— start of RECORDS SHOWN —

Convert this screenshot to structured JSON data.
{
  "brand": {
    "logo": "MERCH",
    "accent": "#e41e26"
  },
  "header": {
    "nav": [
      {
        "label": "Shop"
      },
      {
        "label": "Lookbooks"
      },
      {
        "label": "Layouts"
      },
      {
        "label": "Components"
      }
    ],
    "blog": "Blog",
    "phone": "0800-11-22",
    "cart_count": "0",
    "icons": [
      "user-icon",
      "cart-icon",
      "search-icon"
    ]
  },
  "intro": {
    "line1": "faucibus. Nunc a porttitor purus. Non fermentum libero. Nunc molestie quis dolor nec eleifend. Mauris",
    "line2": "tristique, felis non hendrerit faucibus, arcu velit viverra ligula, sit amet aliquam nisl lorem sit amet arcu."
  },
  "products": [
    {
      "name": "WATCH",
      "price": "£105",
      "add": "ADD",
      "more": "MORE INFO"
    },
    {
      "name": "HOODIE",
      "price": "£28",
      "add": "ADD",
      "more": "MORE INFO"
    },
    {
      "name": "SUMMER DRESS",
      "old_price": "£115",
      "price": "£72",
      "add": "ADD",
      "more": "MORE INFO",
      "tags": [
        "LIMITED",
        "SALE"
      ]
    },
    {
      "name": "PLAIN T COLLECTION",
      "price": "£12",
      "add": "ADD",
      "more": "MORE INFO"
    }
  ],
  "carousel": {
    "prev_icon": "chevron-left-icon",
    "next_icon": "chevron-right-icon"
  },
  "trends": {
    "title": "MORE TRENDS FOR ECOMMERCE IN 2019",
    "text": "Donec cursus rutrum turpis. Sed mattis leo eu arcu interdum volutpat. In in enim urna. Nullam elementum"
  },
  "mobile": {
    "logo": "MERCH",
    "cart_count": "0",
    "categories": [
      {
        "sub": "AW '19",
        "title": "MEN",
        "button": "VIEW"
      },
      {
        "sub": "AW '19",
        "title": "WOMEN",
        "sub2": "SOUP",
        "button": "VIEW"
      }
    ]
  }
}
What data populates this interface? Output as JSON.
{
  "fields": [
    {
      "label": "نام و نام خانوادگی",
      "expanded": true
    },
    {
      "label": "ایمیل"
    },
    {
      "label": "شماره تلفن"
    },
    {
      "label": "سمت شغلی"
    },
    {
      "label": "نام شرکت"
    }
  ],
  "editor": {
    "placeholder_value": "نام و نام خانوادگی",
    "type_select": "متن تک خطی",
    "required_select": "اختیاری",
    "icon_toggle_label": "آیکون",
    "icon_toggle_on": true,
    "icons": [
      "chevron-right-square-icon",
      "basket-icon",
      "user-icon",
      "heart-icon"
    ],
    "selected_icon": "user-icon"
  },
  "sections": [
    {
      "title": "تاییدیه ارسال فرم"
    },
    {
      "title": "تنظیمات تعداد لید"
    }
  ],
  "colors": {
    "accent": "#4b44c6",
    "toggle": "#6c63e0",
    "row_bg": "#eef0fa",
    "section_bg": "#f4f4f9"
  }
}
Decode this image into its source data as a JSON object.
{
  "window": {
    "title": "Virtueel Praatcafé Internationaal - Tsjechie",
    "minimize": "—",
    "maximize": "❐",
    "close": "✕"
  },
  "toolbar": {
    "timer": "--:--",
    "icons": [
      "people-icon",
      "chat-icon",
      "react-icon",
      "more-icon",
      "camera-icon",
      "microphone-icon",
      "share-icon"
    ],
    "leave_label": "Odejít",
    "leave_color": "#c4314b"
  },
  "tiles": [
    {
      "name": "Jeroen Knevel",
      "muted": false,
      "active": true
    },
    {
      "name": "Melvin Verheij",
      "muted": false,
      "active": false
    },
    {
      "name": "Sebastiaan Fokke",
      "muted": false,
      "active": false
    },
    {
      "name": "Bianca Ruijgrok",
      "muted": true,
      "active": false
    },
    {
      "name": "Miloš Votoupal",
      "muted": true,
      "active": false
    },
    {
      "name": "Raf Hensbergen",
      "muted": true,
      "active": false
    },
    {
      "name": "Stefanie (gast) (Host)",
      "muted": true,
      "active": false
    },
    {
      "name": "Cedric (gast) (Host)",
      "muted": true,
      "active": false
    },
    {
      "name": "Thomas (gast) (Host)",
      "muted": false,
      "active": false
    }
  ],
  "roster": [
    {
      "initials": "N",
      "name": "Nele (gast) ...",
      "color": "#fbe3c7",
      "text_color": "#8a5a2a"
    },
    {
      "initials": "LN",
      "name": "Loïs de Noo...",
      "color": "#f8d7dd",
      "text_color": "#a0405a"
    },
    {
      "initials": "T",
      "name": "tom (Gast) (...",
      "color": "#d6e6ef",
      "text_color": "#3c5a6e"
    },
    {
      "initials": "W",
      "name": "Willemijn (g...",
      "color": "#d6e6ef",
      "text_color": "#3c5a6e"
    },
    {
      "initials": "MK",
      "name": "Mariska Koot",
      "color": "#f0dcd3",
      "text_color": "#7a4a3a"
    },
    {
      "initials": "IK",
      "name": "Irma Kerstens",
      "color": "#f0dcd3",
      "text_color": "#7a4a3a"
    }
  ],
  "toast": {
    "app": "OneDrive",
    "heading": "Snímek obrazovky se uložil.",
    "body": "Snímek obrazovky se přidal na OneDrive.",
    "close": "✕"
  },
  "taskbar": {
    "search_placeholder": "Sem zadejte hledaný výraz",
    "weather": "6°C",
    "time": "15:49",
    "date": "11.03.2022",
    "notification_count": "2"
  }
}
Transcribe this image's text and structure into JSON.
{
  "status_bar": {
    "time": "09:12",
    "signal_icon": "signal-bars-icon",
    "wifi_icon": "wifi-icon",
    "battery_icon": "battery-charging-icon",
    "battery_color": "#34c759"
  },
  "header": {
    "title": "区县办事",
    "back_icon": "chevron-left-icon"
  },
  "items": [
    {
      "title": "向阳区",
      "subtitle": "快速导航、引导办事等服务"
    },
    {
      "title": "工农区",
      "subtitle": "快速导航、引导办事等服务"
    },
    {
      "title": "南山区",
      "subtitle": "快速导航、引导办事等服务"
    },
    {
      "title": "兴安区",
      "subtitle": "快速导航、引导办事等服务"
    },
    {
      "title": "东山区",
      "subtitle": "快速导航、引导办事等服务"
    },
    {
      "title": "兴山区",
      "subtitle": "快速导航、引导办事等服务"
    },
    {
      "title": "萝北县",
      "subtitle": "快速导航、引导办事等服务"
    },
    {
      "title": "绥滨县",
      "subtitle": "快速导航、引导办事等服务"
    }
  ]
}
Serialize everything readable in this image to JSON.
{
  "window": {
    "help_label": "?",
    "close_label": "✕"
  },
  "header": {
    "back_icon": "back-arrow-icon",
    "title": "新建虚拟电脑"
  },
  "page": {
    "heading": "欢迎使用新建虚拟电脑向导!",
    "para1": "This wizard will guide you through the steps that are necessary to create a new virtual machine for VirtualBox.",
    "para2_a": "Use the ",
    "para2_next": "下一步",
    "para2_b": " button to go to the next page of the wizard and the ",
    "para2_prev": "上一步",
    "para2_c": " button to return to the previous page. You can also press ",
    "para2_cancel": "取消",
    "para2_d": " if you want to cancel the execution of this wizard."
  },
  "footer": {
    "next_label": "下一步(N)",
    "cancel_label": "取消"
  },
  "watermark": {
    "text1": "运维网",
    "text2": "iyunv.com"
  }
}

— end of RECORDS SHOWN —

*YOUR GOAL:* Show the lines where the word "obrazovky" appears in the entries.

*REPLY TO THE TASK:*
    "heading": "Snímek obrazovky se uložil.",
    "body": "Snímek obrazovky se přidal na OneDrive.",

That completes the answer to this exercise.